This year we decided to start our tomatoes with seeds rather than buying plants already started.  We were very blessed with several seedlings, which have now turned into bushels of tomatoes.  One of the best perks of gardening is seeing the fruits of your labor.  We decided to preserve our tomatoes by turning them into pizza sauce!

What was so special about making this pizza sauce was that it was the recipe that belonged to my husband’s grandmother.  Sadly, I never had the blessing to meet our grandma Hazel, but I was honored to make her pizza sauce using the sauce pot that was left to Jason and me.  You will see this pot in the photos below.

Let’s begin!

Step 1. Grow or Buy Tomatoes 

You’ll need approximately a 1/2 bushel of tomatoes. You can grow this or buy it from your local market.

Step 2. Peel and Puree Tomatoes

Wash your tomatoes and remove the leaves while looking out for rotten tomatoes. We bought a Weston Food Strainer and Sauce Maker, which was a HUGE headache saver! This saved us so much time and made the process smoother and quicker.
..........
BRIEF 1:
In the pizza sauce post, shorten the paragraph that begins "What was so special about making this pizza sauce" and keep its main facts.
BRIEF 2:
Translate this sentence from the pizza sauce post into Spanish: "One of the best perks of gardening is seeing the fruits of your labor."
BRIEF 3:
Continue the pizza sauce post from the point where it stops.
You won't need the data that comes after this text.

SOURCE MATERIAL:
..........
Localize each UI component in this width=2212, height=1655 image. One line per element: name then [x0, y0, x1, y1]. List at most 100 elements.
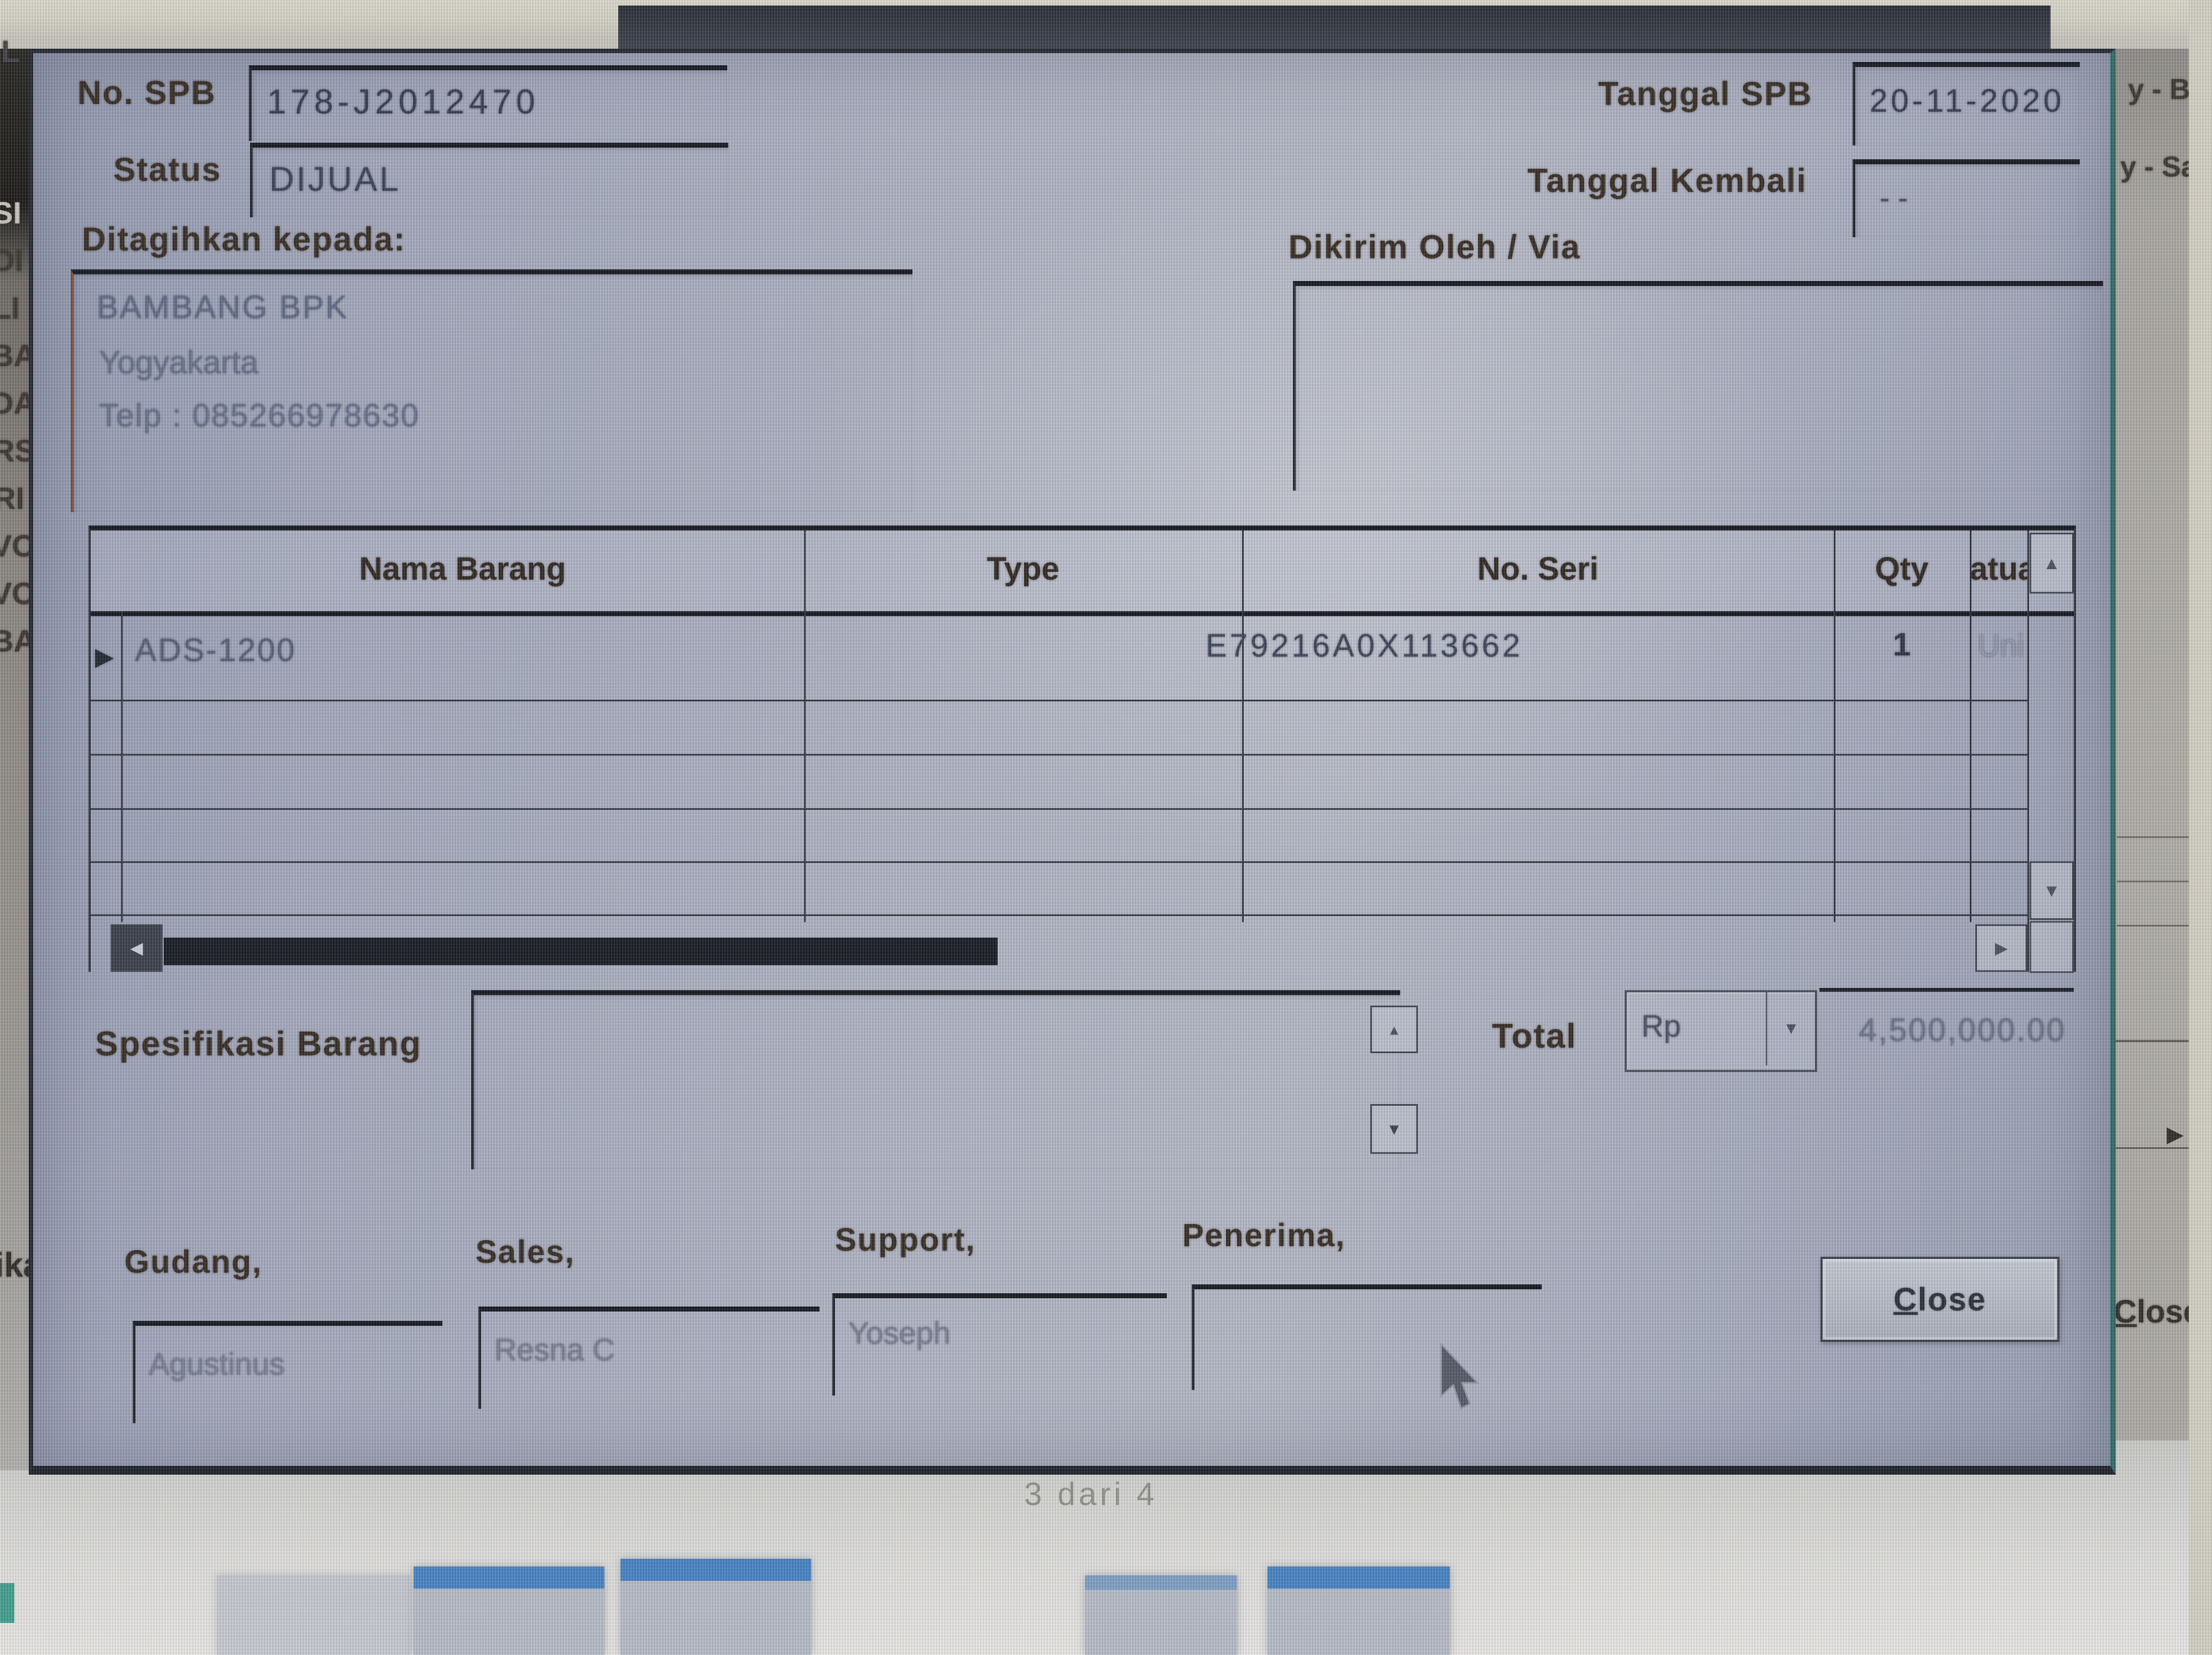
..........
REPLY 1:
The pizza sauce recipe came from the writer's husband's grandmother, Hazel. The writer never met her but made the sauce in the pot that was left to the writer and Jason.

REPLY 2:
Una de las mejores ventajas de la jardinería es ver los frutos de tu trabajo.

REPLY 3:
Step 3. Prepare Your Ingredients & Add to Pot

For our recipe we used:
– 1/2 Bushel of Ripe Tomatoes
– 7 Cloves of Minced Garlic
– 3 Onions
– 1/2 Cup of Olive Oil
– 1/2 Cup of Sugar
– 1 TBS of Salt
– 64 oz. of Tomato Paste
– Basil
– Parsley
– Oregano
-Thyme (optional)

We used fresh herbs from our garden for this recipe. We find that fresh herbs add more flavor and a stronger aroma than dry herbs.  Dry herbs are fine, but we had many herbs to use. Use the largest pot you have. We recommend this Soup Pot from Amazon.

Step 4. Combine All Your Ingredients

Step 5. Bring to a Boil, then Reduce Heat and Cook for up to 2-3 hours on a Simmer

You want to cook sauce on a low boil until the mixture is reduced by about ½, stirring occasionally. We recommend using a grease splatter screen for this part to place over your pot. This will allow your sauce to cook down quickly and prevent the sauce from bubbling all over your stove or, worse, on your skin which could cause severe burns!

Step 6. Gather your Canning Supplies

For this you will need:
– Pint Jars (we recommend new or be sure to do a deep inspection for any nicks or cracks to avoid breaking or exploding in the water bath)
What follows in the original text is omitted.